● **What this task involves**
Check every line of the material below for "Diámetro". Give the number of lines that have it, and only that.

● **Working data**
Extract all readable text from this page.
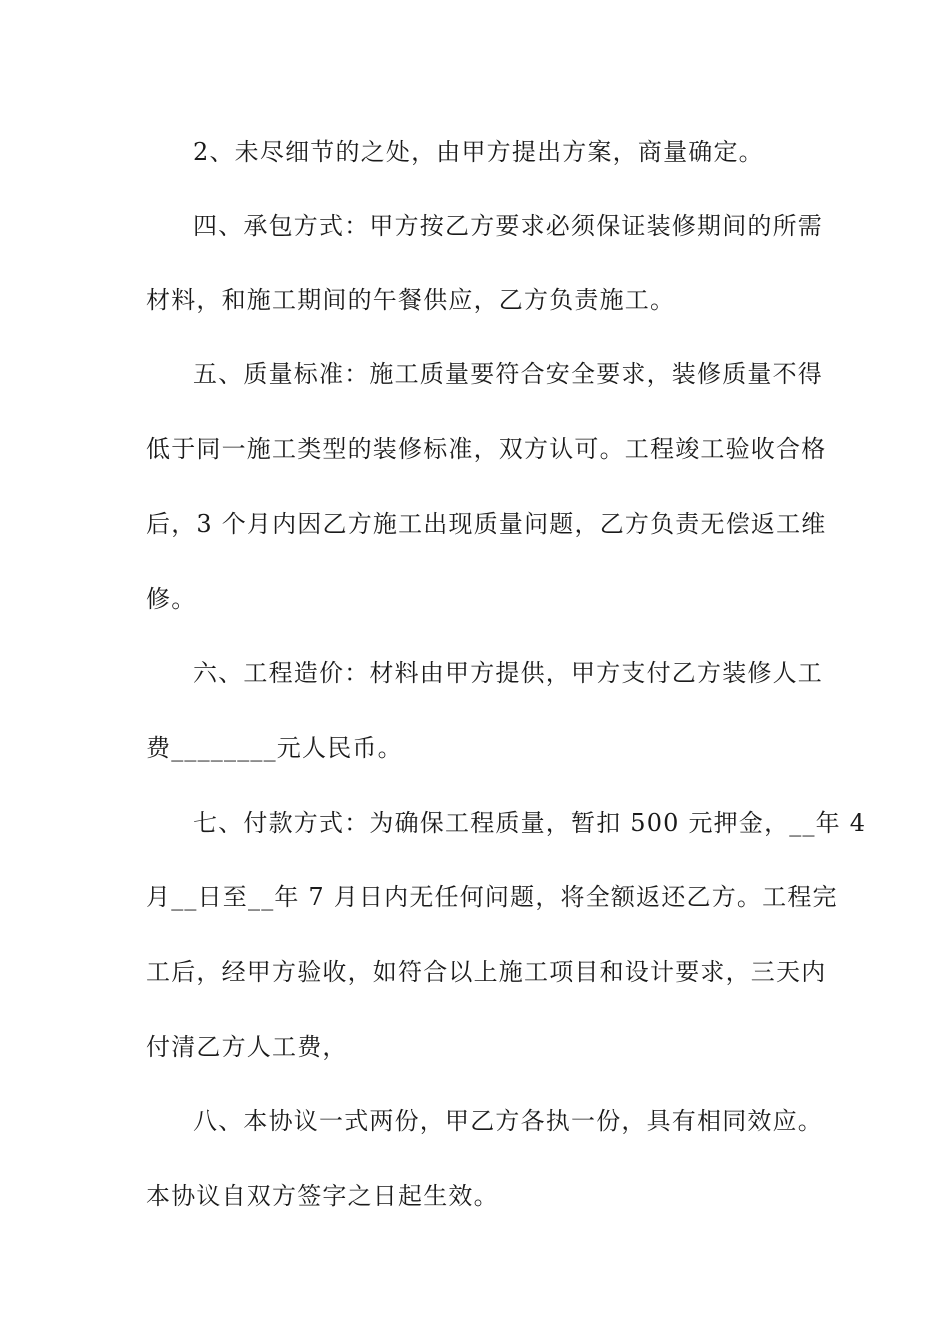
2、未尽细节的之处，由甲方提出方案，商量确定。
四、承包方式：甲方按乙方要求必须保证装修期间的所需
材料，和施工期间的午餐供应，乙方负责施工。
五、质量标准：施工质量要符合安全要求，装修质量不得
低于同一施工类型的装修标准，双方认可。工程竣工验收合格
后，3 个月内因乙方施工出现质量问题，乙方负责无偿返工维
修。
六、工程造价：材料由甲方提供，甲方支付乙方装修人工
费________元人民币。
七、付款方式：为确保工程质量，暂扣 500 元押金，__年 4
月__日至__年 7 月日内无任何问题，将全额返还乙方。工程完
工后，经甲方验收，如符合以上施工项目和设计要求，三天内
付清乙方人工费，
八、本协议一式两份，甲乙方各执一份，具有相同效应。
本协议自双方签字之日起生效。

==

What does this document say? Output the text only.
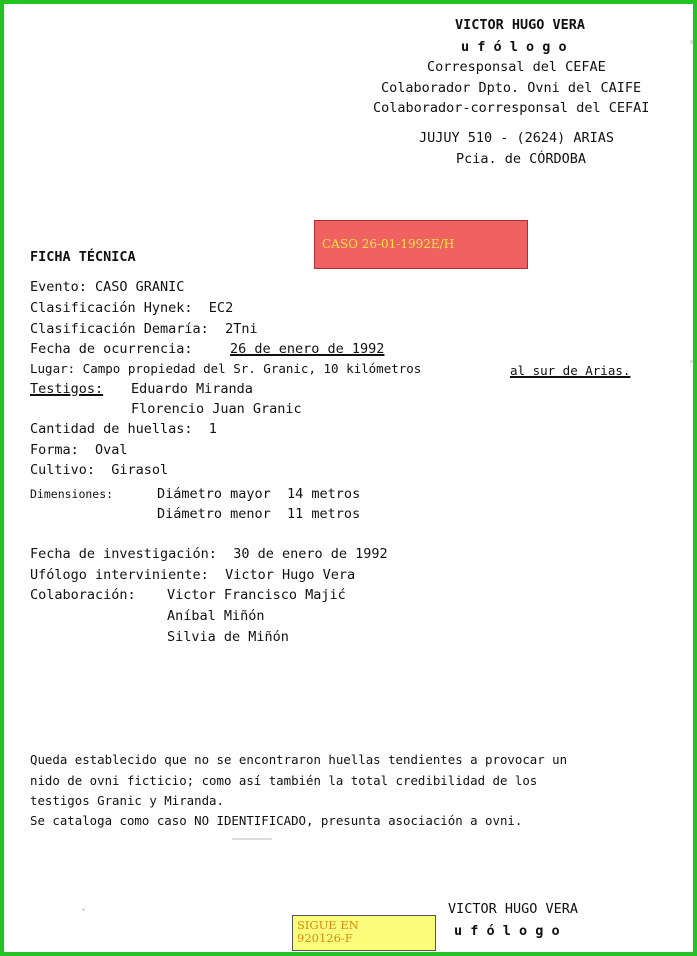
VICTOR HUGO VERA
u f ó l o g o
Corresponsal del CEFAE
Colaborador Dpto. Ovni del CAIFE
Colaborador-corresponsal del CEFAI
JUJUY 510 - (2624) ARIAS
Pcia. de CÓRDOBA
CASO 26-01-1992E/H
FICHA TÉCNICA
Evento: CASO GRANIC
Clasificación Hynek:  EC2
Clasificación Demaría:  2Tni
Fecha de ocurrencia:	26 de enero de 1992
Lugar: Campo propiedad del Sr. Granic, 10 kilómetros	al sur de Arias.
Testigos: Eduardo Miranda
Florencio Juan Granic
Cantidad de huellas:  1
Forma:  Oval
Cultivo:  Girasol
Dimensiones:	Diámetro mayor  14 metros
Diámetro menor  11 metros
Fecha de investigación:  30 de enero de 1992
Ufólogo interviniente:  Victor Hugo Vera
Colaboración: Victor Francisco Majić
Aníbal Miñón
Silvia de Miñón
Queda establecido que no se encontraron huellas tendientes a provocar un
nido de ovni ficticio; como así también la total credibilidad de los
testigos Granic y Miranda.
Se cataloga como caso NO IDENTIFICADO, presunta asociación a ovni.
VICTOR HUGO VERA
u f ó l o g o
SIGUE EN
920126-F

==

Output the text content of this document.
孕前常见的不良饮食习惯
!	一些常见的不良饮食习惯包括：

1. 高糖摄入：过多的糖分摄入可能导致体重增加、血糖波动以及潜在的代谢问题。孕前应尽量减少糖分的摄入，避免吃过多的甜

● **Result for this task**
2